=== Problem description ===
In the material below, the lines containing the word "tagsági" are required; copy each of them.

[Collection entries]
────────────────────────────────────────
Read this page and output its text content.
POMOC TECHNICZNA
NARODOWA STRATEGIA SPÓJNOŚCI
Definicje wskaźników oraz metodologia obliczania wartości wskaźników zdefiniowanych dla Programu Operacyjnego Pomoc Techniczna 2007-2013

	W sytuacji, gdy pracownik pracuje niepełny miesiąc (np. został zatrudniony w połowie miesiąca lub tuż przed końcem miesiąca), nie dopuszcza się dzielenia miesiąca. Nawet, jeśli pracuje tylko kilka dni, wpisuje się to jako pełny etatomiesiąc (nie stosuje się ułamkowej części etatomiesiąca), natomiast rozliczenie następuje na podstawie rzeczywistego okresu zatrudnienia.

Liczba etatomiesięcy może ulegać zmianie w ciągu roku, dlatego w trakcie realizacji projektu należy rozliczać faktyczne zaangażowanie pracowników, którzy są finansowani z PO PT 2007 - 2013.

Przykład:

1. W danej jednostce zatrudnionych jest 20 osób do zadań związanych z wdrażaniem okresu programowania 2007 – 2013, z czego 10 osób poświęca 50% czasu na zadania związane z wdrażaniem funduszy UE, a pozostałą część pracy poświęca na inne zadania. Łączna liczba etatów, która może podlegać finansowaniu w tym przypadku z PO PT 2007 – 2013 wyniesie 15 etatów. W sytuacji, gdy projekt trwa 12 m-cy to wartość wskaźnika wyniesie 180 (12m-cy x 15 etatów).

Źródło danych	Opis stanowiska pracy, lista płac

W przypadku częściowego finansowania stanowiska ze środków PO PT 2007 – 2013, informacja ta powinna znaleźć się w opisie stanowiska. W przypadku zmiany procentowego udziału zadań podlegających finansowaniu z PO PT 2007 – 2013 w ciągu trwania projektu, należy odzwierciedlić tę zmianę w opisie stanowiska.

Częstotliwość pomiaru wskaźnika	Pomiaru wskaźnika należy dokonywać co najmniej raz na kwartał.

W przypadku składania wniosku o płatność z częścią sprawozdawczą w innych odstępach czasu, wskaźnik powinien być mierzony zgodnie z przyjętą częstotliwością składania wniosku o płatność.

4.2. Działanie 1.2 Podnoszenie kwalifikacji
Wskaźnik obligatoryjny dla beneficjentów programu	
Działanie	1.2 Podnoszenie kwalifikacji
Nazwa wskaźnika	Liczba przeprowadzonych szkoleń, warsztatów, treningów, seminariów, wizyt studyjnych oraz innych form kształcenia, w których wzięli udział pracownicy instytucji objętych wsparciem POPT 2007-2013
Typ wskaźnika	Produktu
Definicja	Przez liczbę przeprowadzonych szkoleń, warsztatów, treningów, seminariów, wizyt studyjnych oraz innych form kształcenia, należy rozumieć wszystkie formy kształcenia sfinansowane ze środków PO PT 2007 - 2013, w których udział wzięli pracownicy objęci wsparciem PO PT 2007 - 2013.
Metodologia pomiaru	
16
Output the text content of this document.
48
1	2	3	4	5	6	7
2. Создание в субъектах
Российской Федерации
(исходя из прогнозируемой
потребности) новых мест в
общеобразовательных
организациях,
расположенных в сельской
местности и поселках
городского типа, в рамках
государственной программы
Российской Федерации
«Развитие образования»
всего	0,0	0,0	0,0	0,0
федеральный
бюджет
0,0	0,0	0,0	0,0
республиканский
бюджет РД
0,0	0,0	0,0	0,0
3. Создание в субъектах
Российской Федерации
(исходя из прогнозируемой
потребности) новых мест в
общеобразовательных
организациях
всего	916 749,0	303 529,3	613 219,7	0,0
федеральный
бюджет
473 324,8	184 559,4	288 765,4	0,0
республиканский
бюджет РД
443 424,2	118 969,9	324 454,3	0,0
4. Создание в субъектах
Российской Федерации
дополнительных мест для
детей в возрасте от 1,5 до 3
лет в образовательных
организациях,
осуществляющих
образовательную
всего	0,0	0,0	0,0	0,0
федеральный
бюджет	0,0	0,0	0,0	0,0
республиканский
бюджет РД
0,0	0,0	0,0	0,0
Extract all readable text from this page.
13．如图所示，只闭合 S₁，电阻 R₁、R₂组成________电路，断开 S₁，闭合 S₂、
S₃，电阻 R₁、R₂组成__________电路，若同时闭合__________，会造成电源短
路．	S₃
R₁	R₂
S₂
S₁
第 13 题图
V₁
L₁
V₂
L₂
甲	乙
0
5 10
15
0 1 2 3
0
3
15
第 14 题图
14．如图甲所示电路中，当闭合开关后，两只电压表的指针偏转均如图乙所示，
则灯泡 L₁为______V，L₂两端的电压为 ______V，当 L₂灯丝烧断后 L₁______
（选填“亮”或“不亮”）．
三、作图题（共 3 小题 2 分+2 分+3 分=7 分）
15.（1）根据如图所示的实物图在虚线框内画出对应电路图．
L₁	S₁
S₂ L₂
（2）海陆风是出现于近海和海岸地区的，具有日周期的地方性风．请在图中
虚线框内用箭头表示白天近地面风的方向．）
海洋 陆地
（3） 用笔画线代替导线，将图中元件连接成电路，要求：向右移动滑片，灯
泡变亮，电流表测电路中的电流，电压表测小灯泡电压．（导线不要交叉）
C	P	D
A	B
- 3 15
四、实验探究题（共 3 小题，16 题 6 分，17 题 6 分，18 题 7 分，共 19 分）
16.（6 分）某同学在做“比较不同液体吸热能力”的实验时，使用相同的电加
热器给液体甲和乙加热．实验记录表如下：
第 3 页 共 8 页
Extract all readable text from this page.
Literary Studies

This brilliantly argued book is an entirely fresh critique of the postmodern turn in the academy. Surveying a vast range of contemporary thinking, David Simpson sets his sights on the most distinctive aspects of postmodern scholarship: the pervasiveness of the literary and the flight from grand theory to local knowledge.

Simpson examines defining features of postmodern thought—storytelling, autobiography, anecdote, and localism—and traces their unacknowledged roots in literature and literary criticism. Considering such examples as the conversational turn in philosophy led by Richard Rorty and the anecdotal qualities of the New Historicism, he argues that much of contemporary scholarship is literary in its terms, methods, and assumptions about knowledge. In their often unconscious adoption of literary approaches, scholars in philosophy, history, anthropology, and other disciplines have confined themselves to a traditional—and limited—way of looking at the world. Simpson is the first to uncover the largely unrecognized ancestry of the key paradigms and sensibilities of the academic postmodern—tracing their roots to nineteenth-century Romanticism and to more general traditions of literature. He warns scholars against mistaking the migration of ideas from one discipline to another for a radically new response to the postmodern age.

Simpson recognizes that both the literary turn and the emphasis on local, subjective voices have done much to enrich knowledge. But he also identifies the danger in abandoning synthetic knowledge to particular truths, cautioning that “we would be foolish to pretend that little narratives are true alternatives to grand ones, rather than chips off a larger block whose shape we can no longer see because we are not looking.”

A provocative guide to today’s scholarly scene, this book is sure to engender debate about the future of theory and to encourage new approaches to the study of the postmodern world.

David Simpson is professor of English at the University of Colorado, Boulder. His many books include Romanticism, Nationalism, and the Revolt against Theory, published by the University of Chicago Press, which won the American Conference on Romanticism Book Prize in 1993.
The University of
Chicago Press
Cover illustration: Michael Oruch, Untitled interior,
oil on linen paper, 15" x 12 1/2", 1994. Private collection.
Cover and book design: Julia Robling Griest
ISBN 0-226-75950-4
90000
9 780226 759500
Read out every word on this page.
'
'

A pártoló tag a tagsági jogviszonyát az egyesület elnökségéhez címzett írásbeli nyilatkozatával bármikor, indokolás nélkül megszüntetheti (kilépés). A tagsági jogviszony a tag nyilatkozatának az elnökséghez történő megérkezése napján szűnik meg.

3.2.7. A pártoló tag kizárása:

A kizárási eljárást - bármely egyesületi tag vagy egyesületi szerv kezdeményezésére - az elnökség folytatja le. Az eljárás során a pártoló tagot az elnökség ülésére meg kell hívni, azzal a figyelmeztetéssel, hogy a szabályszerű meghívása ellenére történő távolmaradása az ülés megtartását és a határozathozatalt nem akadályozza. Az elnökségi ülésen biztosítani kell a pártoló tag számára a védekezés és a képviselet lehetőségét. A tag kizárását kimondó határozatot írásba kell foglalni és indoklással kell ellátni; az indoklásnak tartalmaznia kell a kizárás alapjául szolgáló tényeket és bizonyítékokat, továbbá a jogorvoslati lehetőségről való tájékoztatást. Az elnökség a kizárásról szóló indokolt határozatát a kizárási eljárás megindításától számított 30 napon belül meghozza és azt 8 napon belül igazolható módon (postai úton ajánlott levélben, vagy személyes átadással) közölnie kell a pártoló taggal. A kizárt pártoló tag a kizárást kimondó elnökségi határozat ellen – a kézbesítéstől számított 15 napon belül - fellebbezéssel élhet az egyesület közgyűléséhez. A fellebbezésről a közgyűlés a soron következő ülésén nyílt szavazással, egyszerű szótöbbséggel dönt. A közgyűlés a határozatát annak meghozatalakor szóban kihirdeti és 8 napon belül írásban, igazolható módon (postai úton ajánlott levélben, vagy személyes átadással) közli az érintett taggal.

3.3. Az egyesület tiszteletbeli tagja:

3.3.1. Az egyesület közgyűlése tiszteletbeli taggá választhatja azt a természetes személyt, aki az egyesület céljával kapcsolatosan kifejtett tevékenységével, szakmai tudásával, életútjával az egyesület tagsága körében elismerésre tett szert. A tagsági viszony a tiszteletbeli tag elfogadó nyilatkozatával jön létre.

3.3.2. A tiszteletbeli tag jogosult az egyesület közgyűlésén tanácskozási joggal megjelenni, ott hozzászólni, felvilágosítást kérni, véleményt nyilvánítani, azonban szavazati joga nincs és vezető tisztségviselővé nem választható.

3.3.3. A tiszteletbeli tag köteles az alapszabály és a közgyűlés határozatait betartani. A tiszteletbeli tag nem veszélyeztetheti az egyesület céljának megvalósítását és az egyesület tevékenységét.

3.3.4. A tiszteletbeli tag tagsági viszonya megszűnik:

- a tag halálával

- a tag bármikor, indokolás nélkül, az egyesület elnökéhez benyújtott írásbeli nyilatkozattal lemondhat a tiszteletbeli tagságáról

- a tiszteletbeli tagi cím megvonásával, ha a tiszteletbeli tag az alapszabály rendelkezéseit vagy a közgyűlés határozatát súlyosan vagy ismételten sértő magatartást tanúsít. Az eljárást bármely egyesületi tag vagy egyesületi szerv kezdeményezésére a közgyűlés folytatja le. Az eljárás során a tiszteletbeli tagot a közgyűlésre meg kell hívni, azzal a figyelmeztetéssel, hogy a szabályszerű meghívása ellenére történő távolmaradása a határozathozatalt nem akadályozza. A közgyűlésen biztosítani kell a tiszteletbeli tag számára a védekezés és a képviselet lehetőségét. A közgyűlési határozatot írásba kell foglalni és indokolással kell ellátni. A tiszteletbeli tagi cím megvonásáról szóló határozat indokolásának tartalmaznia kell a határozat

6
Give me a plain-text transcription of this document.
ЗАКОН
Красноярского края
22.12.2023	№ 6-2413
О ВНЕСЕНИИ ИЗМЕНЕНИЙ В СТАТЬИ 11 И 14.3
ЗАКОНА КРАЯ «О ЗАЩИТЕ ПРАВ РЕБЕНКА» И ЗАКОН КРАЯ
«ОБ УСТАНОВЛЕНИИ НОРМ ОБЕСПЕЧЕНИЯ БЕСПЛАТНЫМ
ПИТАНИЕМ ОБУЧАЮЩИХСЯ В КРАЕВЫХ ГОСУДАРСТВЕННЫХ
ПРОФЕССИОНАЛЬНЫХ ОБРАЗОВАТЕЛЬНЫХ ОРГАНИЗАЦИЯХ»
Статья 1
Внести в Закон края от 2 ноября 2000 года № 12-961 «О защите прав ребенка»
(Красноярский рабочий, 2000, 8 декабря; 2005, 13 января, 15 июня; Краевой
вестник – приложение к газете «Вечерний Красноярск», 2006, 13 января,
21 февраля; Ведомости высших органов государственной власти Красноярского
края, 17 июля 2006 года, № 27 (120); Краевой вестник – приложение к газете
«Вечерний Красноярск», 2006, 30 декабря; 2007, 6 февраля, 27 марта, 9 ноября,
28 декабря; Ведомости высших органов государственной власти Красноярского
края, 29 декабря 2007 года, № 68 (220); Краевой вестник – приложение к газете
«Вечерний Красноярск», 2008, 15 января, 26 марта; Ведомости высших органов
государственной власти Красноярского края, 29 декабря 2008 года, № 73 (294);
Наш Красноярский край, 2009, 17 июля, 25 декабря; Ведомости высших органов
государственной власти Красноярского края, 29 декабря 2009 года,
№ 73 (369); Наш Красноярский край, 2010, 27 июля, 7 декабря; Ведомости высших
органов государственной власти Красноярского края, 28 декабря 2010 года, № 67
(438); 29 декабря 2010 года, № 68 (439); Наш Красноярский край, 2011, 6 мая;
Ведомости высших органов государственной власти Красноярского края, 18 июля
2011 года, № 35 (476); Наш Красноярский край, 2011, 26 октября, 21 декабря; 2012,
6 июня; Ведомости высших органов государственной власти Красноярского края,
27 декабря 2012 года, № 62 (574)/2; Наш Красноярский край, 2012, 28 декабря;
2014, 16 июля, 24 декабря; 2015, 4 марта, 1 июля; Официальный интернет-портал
────────────────────────────────────────
=== Result for this task ===
A pártoló tag a tagsági jogviszonyát az egyesület elnökségéhez címzett írásbeli nyilatkozatával bármikor, indokolás nélkül megszüntetheti (kilépés). A tagsági jogviszony a tag nyilatkozatának az elnökséghez történő megérkezése napján szűnik meg.
3.3.1. Az egyesület közgyűlése tiszteletbeli taggá választhatja azt a természetes személyt, aki az egyesület céljával kapcsolatosan kifejtett tevékenységével, szakmai tudásával, életútjával az egyesület tagsága körében elismerésre tett szert. A tagsági viszony a tiszteletbeli tag elfogadó nyilatkozatával jön létre.
3.3.4. A tiszteletbeli tag tagsági viszonya megszűnik:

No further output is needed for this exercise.